WHAT IS NEEDED:
An exact copy of all entries is required.

RECORDS FOR THE TASK:
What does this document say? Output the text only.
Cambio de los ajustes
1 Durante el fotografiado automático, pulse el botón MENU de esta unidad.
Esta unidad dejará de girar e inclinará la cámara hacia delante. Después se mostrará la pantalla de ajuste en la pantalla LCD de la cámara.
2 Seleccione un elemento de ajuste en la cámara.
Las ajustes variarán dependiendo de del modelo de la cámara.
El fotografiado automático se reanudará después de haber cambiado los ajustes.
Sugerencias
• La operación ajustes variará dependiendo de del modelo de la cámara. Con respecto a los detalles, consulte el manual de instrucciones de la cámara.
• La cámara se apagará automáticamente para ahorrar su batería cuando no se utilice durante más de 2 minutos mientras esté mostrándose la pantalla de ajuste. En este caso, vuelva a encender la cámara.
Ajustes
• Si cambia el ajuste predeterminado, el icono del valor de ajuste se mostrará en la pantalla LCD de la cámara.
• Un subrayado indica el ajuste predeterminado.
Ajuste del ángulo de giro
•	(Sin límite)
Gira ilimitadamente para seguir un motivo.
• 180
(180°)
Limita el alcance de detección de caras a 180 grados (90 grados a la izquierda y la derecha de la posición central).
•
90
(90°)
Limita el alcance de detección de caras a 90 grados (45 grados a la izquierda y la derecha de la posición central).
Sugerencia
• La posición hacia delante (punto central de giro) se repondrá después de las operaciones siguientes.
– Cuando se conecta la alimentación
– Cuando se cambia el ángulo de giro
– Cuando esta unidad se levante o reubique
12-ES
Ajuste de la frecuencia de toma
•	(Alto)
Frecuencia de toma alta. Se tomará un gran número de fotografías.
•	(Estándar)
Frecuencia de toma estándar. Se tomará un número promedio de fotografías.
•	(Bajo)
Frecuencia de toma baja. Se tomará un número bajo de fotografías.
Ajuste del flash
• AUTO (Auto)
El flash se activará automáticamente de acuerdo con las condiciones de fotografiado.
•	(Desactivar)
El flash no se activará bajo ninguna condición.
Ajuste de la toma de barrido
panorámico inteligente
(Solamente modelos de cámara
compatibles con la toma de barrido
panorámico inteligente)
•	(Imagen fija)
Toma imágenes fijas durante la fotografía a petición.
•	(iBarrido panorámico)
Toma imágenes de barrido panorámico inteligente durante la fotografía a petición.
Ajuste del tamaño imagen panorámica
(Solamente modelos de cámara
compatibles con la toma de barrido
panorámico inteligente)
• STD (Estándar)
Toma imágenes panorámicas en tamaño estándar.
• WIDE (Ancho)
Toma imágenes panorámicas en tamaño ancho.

OUTPUT BELOW:
What does this document say? Output the text only.
Cambio de los ajustes
1 Durante el fotografiado automático, pulse el botón MENU de esta unidad.
Esta unidad dejará de girar e inclinará la cámara hacia delante. Después se mostrará la pantalla de ajuste en la pantalla LCD de la cámara.
2 Seleccione un elemento de ajuste en la cámara.
Las ajustes variarán dependiendo de del modelo de la cámara.
El fotografiado automático se reanudará después de haber cambiado los ajustes.
Sugerencias
• La operación ajustes variará dependiendo de del modelo de la cámara. Con respecto a los detalles, consulte el manual de instrucciones de la cámara.
• La cámara se apagará automáticamente para ahorrar su batería cuando no se utilice durante más de 2 minutos mientras esté mostrándose la pantalla de ajuste. En este caso, vuelva a encender la cámara.
Ajustes
• Si cambia el ajuste predeterminado, el icono del valor de ajuste se mostrará en la pantalla LCD de la cámara.
• Un subrayado indica el ajuste predeterminado.
Ajuste del ángulo de giro
•	(Sin límite)
Gira ilimitadamente para seguir un motivo.
• 180
(180°)
Limita el alcance de detección de caras a 180 grados (90 grados a la izquierda y la derecha de la posición central).
•
90
(90°)
Limita el alcance de detección de caras a 90 grados (45 grados a la izquierda y la derecha de la posición central).
Sugerencia
• La posición hacia delante (punto central de giro) se repondrá después de las operaciones siguientes.
– Cuando se conecta la alimentación
– Cuando se cambia el ángulo de giro
– Cuando esta unidad se levante o reubique
12-ES
Ajuste de la frecuencia de toma
•	(Alto)
Frecuencia de toma alta. Se tomará un gran número de fotografías.
•	(Estándar)
Frecuencia de toma estándar. Se tomará un número promedio de fotografías.
•	(Bajo)
Frecuencia de toma baja. Se tomará un número bajo de fotografías.
Ajuste del flash
• AUTO (Auto)
El flash se activará automáticamente de acuerdo con las condiciones de fotografiado.
•	(Desactivar)
El flash no se activará bajo ninguna condición.
Ajuste de la toma de barrido
panorámico inteligente
(Solamente modelos de cámara
compatibles con la toma de barrido
panorámico inteligente)
•	(Imagen fija)
Toma imágenes fijas durante la fotografía a petición.
•	(iBarrido panorámico)
Toma imágenes de barrido panorámico inteligente durante la fotografía a petición.
Ajuste del tamaño imagen panorámica
(Solamente modelos de cámara
compatibles con la toma de barrido
panorámico inteligente)
• STD (Estándar)
Toma imágenes panorámicas en tamaño estándar.
• WIDE (Ancho)
Toma imágenes panorámicas en tamaño ancho.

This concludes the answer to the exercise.